*Given task*:
Copy each line below without leaving any out.

*Supplied data*:
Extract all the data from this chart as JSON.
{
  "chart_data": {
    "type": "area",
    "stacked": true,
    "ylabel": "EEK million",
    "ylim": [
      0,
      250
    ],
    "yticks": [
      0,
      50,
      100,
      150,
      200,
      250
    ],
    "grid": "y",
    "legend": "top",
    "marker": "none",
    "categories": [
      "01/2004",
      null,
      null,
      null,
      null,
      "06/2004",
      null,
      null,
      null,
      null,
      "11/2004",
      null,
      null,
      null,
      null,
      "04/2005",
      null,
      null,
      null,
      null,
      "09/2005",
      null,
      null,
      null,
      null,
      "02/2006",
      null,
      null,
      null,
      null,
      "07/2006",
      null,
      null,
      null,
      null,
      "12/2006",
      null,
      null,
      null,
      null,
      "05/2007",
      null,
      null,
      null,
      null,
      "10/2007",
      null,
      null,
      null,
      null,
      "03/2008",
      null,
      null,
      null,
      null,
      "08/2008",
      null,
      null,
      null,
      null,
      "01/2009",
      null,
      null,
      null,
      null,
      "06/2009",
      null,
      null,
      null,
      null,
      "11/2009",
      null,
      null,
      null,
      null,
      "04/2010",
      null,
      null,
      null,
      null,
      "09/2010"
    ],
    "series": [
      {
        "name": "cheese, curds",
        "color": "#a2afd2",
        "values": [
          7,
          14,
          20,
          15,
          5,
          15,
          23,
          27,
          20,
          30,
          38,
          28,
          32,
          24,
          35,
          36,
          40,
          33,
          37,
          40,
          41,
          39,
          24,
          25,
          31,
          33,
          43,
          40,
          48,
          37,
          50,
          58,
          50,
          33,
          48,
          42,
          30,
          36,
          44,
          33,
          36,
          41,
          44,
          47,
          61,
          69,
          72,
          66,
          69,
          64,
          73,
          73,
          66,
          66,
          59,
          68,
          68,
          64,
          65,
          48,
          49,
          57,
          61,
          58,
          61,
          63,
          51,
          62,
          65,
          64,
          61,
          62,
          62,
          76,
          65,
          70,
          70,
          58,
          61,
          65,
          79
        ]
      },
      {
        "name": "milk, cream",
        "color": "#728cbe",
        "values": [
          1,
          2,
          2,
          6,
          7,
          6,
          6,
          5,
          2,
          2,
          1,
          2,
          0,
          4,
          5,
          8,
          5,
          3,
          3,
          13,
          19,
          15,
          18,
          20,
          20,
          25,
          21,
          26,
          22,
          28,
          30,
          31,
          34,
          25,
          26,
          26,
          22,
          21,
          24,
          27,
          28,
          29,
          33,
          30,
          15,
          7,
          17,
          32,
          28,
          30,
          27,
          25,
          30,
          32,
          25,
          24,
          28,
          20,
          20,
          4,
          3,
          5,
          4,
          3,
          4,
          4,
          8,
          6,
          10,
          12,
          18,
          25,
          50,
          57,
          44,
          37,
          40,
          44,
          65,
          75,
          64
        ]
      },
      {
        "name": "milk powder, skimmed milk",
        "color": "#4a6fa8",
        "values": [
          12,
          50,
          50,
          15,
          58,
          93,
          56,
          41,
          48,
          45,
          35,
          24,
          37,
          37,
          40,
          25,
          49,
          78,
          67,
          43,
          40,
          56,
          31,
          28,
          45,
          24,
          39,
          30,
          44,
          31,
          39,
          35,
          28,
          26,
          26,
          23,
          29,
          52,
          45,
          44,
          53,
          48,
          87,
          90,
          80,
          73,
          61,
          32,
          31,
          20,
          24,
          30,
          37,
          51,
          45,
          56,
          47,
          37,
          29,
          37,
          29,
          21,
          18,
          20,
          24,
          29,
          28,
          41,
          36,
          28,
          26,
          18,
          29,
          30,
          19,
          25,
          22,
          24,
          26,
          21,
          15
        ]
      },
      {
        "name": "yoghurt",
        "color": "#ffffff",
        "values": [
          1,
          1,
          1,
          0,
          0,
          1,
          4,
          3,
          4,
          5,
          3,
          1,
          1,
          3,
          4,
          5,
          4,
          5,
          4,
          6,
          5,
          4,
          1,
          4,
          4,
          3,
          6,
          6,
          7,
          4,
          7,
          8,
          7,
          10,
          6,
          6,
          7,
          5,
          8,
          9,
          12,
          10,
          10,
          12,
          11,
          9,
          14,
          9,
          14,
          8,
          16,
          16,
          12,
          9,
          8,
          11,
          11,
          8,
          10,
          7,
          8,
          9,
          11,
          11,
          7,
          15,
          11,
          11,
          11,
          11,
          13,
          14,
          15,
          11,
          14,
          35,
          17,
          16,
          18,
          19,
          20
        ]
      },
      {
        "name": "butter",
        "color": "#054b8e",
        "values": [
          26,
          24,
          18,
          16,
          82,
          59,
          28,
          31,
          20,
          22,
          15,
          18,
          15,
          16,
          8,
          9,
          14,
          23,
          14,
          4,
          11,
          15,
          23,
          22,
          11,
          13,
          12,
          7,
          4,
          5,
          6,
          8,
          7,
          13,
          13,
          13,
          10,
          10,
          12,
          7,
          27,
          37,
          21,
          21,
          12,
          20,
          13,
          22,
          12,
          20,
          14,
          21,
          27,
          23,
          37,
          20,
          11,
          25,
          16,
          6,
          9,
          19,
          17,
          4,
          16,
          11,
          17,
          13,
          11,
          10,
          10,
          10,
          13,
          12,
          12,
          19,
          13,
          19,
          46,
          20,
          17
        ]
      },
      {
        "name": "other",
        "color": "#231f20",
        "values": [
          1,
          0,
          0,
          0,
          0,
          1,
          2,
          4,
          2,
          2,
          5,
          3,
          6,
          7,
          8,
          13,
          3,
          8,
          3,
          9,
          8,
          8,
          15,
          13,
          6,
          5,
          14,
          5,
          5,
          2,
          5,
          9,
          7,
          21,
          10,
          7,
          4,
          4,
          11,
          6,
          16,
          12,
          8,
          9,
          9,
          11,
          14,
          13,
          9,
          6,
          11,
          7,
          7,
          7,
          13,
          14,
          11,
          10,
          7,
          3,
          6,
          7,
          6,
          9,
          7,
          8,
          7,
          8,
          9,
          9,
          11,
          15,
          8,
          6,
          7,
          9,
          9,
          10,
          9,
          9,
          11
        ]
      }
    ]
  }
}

*Response*:
Extract all the data from this chart as JSON.
{
  "chart_data": {
    "type": "area",
    "stacked": true,
    "ylabel": "EEK million",
    "ylim": [
      0,
      250
    ],
    "yticks": [
      0,
      50,
      100,
      150,
      200,
      250
    ],
    "grid": "y",
    "legend": "top",
    "marker": "none",
    "categories": [
      "01/2004",
      null,
      null,
      null,
      null,
      "06/2004",
      null,
      null,
      null,
      null,
      "11/2004",
      null,
      null,
      null,
      null,
      "04/2005",
      null,
      null,
      null,
      null,
      "09/2005",
      null,
      null,
      null,
      null,
      "02/2006",
      null,
      null,
      null,
      null,
      "07/2006",
      null,
      null,
      null,
      null,
      "12/2006",
      null,
      null,
      null,
      null,
      "05/2007",
      null,
      null,
      null,
      null,
      "10/2007",
      null,
      null,
      null,
      null,
      "03/2008",
      null,
      null,
      null,
      null,
      "08/2008",
      null,
      null,
      null,
      null,
      "01/2009",
      null,
      null,
      null,
      null,
      "06/2009",
      null,
      null,
      null,
      null,
      "11/2009",
      null,
      null,
      null,
      null,
      "04/2010",
      null,
      null,
      null,
      null,
      "09/2010"
    ],
    "series": [
      {
        "name": "cheese, curds",
        "color": "#a2afd2",
        "values": [
          7,
          14,
          20,
          15,
          5,
          15,
          23,
          27,
          20,
          30,
          38,
          28,
          32,
          24,
          35,
          36,
          40,
          33,
          37,
          40,
          41,
          39,
          24,
          25,
          31,
          33,
          43,
          40,
          48,
          37,
          50,
          58,
          50,
          33,
          48,
          42,
          30,
          36,
          44,
          33,
          36,
          41,
          44,
          47,
          61,
          69,
          72,
          66,
          69,
          64,
          73,
          73,
          66,
          66,
          59,
          68,
          68,
          64,
          65,
          48,
          49,
          57,
          61,
          58,
          61,
          63,
          51,
          62,
          65,
          64,
          61,
          62,
          62,
          76,
          65,
          70,
          70,
          58,
          61,
          65,
          79
        ]
      },
      {
        "name": "milk, cream",
        "color": "#728cbe",
        "values": [
          1,
          2,
          2,
          6,
          7,
          6,
          6,
          5,
          2,
          2,
          1,
          2,
          0,
          4,
          5,
          8,
          5,
          3,
          3,
          13,
          19,
          15,
          18,
          20,
          20,
          25,
          21,
          26,
          22,
          28,
          30,
          31,
          34,
          25,
          26,
          26,
          22,
          21,
          24,
          27,
          28,
          29,
          33,
          30,
          15,
          7,
          17,
          32,
          28,
          30,
          27,
          25,
          30,
          32,
          25,
          24,
          28,
          20,
          20,
          4,
          3,
          5,
          4,
          3,
          4,
          4,
          8,
          6,
          10,
          12,
          18,
          25,
          50,
          57,
          44,
          37,
          40,
          44,
          65,
          75,
          64
        ]
      },
      {
        "name": "milk powder, skimmed milk",
        "color": "#4a6fa8",
        "values": [
          12,
          50,
          50,
          15,
          58,
          93,
          56,
          41,
          48,
          45,
          35,
          24,
          37,
          37,
          40,
          25,
          49,
          78,
          67,
          43,
          40,
          56,
          31,
          28,
          45,
          24,
          39,
          30,
          44,
          31,
          39,
          35,
          28,
          26,
          26,
          23,
          29,
          52,
          45,
          44,
          53,
          48,
          87,
          90,
          80,
          73,
          61,
          32,
          31,
          20,
          24,
          30,
          37,
          51,
          45,
          56,
          47,
          37,
          29,
          37,
          29,
          21,
          18,
          20,
          24,
          29,
          28,
          41,
          36,
          28,
          26,
          18,
          29,
          30,
          19,
          25,
          22,
          24,
          26,
          21,
          15
        ]
      },
      {
        "name": "yoghurt",
        "color": "#ffffff",
        "values": [
          1,
          1,
          1,
          0,
          0,
          1,
          4,
          3,
          4,
          5,
          3,
          1,
          1,
          3,
          4,
          5,
          4,
          5,
          4,
          6,
          5,
          4,
          1,
          4,
          4,
          3,
          6,
          6,
          7,
          4,
          7,
          8,
          7,
          10,
          6,
          6,
          7,
          5,
          8,
          9,
          12,
          10,
          10,
          12,
          11,
          9,
          14,
          9,
          14,
          8,
          16,
          16,
          12,
          9,
          8,
          11,
          11,
          8,
          10,
          7,
          8,
          9,
          11,
          11,
          7,
          15,
          11,
          11,
          11,
          11,
          13,
          14,
          15,
          11,
          14,
          35,
          17,
          16,
          18,
          19,
          20
        ]
      },
      {
        "name": "butter",
        "color": "#054b8e",
        "values": [
          26,
          24,
          18,
          16,
          82,
          59,
          28,
          31,
          20,
          22,
          15,
          18,
          15,
          16,
          8,
          9,
          14,
          23,
          14,
          4,
          11,
          15,
          23,
          22,
          11,
          13,
          12,
          7,
          4,
          5,
          6,
          8,
          7,
          13,
          13,
          13,
          10,
          10,
          12,
          7,
          27,
          37,
          21,
          21,
          12,
          20,
          13,
          22,
          12,
          20,
          14,
          21,
          27,
          23,
          37,
          20,
          11,
          25,
          16,
          6,
          9,
          19,
          17,
          4,
          16,
          11,
          17,
          13,
          11,
          10,
          10,
          10,
          13,
          12,
          12,
          19,
          13,
          19,
          46,
          20,
          17
        ]
      },
      {
        "name": "other",
        "color": "#231f20",
        "values": [
          1,
          0,
          0,
          0,
          0,
          1,
          2,
          4,
          2,
          2,
          5,
          3,
          6,
          7,
          8,
          13,
          3,
          8,
          3,
          9,
          8,
          8,
          15,
          13,
          6,
          5,
          14,
          5,
          5,
          2,
          5,
          9,
          7,
          21,
          10,
          7,
          4,
          4,
          11,
          6,
          16,
          12,
          8,
          9,
          9,
          11,
          14,
          13,
          9,
          6,
          11,
          7,
          7,
          7,
          13,
          14,
          11,
          10,
          7,
          3,
          6,
          7,
          6,
          9,
          7,
          8,
          7,
          8,
          9,
          9,
          11,
          15,
          8,
          6,
          7,
          9,
          9,
          10,
          9,
          9,
          11
        ]
      }
    ]
  }
}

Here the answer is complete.